**Exercise description**
Scan the lines below for "text"; report the number of lines that contain it, and only that.

**Records for this task**
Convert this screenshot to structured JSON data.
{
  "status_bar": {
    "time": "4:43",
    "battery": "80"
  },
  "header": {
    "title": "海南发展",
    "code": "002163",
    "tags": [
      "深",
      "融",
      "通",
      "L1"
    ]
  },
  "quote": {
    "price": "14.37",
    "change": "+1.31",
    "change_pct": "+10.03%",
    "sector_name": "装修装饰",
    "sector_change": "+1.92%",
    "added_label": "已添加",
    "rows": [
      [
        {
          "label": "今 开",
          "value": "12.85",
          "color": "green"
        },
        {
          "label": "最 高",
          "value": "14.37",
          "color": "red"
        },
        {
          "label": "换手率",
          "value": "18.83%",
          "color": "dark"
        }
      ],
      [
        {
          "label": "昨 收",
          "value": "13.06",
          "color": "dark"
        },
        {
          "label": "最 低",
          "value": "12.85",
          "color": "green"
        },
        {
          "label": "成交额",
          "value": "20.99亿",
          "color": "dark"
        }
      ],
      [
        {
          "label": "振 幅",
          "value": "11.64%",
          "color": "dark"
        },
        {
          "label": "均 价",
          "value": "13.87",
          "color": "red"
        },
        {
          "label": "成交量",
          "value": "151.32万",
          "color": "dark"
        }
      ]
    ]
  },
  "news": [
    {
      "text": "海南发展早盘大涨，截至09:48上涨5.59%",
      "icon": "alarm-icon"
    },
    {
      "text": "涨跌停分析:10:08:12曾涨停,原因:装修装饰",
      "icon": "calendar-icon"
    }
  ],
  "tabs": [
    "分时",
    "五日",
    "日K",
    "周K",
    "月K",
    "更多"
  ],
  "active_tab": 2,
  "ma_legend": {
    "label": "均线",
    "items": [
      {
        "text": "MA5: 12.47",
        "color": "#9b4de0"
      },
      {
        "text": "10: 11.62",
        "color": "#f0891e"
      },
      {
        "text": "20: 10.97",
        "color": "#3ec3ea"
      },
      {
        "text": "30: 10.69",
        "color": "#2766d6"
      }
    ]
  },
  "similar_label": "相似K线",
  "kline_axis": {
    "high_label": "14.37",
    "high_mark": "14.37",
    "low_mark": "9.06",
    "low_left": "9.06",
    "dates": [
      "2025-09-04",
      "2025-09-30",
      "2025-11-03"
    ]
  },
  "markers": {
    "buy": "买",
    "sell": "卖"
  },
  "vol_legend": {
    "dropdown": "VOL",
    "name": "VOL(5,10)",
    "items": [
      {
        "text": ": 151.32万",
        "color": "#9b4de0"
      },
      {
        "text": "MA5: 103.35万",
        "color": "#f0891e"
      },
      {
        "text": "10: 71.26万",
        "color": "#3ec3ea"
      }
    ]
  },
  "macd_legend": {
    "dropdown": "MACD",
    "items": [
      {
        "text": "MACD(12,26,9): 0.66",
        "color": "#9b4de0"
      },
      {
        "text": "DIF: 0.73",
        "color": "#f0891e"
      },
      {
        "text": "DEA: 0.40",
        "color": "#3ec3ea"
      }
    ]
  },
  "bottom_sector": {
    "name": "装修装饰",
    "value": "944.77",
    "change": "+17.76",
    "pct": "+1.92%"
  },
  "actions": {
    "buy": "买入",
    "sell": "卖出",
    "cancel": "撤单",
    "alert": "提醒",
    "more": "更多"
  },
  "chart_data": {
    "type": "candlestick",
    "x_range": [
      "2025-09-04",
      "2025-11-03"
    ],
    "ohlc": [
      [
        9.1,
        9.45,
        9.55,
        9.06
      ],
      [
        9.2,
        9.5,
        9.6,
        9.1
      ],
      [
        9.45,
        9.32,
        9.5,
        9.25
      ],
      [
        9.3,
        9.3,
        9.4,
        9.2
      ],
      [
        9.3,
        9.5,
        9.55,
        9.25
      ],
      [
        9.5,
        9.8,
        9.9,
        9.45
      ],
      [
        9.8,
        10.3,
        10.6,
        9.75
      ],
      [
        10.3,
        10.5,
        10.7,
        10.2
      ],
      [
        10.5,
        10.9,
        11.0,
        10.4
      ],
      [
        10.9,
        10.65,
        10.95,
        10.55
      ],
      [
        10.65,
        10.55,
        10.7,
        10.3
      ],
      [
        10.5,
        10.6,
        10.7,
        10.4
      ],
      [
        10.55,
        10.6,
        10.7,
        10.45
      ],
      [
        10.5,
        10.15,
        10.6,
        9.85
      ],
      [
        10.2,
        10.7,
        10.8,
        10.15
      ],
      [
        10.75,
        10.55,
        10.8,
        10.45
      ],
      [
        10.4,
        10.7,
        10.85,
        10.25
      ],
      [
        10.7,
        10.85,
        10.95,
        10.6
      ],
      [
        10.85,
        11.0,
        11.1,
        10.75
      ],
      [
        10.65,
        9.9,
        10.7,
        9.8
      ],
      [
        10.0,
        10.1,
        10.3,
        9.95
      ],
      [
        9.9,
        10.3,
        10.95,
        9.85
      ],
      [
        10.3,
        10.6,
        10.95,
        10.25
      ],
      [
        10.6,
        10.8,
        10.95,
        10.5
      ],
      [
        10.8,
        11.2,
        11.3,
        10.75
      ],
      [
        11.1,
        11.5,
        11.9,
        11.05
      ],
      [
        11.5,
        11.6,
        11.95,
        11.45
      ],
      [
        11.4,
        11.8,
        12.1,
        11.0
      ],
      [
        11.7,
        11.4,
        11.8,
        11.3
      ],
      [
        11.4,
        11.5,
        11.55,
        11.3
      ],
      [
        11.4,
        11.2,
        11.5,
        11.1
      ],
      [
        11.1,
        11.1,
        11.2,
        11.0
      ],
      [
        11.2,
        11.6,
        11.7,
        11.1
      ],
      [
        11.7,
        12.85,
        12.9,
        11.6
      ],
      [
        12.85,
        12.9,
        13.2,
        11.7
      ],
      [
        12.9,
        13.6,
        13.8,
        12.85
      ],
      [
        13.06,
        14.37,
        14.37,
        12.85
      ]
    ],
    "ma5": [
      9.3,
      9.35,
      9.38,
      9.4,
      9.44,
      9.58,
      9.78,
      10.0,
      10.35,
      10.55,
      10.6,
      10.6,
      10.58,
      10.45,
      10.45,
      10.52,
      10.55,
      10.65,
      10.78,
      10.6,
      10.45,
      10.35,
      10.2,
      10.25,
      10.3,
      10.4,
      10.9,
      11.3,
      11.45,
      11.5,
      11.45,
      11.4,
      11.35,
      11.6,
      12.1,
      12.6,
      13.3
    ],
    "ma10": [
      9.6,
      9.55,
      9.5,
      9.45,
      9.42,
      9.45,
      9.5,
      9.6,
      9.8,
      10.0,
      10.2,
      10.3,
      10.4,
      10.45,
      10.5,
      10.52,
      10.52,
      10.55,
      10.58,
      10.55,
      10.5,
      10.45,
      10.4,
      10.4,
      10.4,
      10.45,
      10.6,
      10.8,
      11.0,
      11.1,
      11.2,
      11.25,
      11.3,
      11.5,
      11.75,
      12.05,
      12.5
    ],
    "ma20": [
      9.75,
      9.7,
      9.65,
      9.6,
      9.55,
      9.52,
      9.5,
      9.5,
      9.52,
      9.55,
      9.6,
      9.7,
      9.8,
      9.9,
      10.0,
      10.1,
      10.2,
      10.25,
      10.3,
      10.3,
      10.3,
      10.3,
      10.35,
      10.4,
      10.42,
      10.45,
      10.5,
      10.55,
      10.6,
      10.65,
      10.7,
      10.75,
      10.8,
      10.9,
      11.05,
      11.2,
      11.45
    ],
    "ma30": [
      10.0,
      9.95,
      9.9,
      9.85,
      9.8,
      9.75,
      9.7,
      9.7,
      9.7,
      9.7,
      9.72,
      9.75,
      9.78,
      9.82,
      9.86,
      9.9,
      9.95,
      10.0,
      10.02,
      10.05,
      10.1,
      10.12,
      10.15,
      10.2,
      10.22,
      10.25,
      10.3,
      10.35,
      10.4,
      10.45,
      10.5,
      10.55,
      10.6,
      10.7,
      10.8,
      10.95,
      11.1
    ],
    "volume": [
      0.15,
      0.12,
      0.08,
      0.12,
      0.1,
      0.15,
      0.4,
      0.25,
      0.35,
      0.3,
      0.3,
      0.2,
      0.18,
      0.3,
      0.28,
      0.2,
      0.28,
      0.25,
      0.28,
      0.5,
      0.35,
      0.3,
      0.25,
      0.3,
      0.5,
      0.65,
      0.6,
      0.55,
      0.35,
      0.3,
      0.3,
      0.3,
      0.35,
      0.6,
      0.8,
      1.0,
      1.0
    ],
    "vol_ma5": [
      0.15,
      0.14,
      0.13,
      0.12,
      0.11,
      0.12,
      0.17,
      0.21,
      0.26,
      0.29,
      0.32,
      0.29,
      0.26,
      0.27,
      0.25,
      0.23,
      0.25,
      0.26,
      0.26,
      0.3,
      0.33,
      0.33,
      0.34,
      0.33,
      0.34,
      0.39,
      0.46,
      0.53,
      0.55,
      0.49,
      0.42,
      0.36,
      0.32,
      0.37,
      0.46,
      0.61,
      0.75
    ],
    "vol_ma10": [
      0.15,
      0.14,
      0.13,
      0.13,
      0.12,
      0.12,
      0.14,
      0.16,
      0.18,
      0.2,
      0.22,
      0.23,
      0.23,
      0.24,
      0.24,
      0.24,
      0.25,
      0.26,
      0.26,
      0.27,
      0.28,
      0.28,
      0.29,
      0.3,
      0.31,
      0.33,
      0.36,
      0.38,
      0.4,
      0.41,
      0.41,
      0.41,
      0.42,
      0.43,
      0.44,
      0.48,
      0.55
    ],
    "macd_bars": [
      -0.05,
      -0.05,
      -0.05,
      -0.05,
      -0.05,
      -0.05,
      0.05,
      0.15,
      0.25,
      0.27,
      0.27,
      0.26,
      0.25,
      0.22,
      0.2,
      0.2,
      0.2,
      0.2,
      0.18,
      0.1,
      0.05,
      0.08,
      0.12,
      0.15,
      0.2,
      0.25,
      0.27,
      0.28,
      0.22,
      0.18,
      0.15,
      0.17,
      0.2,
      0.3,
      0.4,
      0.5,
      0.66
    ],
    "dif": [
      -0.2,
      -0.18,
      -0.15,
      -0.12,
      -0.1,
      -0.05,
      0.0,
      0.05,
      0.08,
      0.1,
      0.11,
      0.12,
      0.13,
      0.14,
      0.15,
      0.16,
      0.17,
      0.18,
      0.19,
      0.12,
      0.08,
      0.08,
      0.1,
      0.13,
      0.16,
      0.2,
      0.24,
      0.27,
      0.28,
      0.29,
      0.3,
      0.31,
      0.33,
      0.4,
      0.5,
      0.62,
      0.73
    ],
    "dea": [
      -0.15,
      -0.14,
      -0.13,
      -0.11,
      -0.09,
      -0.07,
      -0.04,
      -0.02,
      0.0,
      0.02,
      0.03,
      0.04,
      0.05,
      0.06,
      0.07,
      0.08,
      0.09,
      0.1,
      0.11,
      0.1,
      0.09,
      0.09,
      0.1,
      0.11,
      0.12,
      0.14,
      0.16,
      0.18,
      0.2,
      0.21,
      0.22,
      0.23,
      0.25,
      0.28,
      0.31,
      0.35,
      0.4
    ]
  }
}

**Finished task**
12